• _Source material_:
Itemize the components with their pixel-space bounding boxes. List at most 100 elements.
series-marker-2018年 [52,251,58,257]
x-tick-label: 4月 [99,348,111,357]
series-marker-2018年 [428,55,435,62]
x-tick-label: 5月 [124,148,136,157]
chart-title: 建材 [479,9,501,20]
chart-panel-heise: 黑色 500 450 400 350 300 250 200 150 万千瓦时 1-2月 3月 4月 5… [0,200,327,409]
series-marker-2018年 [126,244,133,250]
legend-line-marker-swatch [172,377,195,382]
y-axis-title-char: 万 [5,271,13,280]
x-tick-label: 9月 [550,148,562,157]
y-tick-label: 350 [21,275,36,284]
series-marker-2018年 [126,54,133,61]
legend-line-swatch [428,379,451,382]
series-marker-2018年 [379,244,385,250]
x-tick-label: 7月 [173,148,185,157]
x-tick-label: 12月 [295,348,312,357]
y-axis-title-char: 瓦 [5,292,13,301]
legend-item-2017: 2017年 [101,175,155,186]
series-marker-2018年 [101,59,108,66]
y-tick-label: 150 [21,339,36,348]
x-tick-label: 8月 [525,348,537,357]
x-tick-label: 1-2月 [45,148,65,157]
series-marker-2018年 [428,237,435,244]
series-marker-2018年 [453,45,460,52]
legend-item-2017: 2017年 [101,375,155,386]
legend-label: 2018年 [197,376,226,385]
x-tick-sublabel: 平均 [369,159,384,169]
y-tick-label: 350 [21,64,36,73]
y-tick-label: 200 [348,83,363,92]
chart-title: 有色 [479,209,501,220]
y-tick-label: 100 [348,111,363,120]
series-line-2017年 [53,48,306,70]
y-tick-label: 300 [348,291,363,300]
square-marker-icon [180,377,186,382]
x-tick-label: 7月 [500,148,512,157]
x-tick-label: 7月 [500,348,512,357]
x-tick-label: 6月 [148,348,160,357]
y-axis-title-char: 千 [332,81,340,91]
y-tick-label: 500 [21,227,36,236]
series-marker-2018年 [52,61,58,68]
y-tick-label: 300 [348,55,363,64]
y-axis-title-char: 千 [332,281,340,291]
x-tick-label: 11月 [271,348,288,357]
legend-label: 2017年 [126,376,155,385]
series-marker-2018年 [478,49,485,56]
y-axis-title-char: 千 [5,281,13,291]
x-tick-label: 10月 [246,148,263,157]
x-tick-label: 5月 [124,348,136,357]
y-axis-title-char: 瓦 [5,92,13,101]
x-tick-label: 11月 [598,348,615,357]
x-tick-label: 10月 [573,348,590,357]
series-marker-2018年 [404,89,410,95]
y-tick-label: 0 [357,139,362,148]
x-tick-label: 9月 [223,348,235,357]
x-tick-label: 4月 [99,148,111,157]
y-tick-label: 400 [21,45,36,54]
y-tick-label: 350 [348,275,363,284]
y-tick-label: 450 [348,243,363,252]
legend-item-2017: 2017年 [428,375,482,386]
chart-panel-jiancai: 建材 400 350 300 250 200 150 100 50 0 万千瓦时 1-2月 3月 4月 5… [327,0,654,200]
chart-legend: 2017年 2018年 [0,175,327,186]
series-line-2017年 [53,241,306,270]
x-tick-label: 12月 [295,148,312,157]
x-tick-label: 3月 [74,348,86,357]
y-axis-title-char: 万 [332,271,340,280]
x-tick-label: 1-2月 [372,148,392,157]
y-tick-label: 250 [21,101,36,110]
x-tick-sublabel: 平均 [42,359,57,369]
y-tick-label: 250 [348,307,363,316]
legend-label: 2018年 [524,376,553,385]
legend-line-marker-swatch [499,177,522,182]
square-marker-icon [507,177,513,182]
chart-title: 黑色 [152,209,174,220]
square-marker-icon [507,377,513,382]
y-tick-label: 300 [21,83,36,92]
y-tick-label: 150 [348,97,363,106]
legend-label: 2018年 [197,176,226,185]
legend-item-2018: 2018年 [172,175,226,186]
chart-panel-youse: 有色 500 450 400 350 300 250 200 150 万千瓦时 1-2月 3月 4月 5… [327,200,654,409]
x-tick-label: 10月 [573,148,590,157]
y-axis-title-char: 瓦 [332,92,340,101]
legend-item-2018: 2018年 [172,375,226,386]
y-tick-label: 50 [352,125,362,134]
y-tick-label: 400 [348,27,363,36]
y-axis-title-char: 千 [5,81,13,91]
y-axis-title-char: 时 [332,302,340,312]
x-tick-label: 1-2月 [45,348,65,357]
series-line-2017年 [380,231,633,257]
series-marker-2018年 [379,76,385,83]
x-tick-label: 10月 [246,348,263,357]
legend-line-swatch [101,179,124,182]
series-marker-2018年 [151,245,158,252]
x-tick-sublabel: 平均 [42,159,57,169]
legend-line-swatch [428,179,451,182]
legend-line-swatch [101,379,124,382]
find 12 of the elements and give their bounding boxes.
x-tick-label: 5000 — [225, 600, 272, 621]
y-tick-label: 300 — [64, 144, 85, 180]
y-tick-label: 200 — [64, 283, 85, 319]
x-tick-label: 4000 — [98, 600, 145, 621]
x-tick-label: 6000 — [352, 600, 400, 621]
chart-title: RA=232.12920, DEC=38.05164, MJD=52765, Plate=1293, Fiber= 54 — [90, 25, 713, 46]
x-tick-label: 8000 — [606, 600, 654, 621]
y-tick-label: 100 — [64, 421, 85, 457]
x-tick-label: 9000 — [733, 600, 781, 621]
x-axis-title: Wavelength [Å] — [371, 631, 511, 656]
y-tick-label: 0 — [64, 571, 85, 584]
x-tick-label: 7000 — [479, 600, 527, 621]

• _Your goal_: Please go through the rows above and copy out every line that contains the word "bounding".

• _Final answer_:
Itemize the components with their pixel-space bounding boxes. List at most 100 elements.
find 12 of the elements and give their bounding boxes.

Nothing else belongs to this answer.